Identify the lines containing the word "screenshot". Copy each one.

##############################

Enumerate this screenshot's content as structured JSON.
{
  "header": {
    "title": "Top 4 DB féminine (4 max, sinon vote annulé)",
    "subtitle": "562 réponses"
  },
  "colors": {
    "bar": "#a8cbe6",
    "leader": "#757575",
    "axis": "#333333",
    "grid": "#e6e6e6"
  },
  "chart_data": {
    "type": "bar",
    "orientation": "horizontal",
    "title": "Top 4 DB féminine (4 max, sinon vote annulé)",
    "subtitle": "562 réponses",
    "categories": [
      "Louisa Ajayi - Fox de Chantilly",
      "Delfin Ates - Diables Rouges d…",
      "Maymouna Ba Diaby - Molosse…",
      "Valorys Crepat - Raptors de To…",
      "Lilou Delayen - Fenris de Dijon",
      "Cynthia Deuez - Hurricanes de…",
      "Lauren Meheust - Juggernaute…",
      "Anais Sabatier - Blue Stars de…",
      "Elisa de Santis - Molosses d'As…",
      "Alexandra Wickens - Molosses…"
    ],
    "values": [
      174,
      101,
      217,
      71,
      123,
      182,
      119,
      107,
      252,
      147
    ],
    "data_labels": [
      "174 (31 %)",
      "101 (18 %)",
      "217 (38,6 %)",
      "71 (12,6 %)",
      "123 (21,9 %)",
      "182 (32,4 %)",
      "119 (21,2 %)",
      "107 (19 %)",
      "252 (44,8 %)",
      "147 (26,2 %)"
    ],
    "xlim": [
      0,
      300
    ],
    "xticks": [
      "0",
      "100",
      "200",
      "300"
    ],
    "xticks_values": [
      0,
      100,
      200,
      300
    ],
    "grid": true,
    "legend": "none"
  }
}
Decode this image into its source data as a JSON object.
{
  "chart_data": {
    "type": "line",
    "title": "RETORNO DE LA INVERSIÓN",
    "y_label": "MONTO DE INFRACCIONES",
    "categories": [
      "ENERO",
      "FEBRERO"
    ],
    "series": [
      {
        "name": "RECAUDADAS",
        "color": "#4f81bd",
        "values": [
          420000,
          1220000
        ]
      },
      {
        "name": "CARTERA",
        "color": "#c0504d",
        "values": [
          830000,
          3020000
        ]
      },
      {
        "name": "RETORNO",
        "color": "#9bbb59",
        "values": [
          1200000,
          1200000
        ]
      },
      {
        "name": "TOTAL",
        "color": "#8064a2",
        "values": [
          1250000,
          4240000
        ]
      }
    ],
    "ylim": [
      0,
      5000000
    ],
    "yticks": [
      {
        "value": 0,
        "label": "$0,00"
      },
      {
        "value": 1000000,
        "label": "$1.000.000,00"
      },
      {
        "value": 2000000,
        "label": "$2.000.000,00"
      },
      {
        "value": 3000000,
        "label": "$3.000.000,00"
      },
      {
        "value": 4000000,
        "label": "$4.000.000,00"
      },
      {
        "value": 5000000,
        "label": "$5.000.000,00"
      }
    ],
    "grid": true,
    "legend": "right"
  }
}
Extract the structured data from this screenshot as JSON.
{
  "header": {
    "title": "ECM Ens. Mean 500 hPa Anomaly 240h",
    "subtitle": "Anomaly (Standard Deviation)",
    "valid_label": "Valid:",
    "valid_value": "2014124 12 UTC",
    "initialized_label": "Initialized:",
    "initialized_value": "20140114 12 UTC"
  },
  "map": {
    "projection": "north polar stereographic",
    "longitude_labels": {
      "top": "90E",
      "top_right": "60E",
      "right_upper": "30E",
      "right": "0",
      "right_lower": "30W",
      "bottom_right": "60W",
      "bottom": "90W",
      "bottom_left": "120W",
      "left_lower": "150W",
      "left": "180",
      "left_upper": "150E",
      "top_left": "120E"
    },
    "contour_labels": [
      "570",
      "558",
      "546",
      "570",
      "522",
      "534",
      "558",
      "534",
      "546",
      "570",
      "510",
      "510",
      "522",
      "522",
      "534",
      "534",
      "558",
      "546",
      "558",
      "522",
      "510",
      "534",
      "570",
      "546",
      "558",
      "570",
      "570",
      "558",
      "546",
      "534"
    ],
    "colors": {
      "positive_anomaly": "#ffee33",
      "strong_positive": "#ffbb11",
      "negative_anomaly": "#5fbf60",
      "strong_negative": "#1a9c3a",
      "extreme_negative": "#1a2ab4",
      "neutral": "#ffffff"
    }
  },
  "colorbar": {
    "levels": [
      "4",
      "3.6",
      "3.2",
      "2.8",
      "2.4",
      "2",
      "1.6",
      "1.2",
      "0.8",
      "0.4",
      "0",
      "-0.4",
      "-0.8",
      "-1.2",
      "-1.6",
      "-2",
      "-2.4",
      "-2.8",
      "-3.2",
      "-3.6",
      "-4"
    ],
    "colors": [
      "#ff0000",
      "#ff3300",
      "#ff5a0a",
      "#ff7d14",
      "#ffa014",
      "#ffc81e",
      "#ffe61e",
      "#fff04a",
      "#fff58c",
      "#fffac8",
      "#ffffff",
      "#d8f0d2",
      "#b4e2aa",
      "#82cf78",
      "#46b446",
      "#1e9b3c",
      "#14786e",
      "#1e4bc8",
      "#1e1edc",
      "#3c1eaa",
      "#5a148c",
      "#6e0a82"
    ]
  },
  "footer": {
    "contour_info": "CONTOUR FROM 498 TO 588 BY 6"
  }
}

##############################

▶ **Solution to this exercise**
Enumerate this screenshot's content as structured JSON.
Extract the structured data from this screenshot as JSON.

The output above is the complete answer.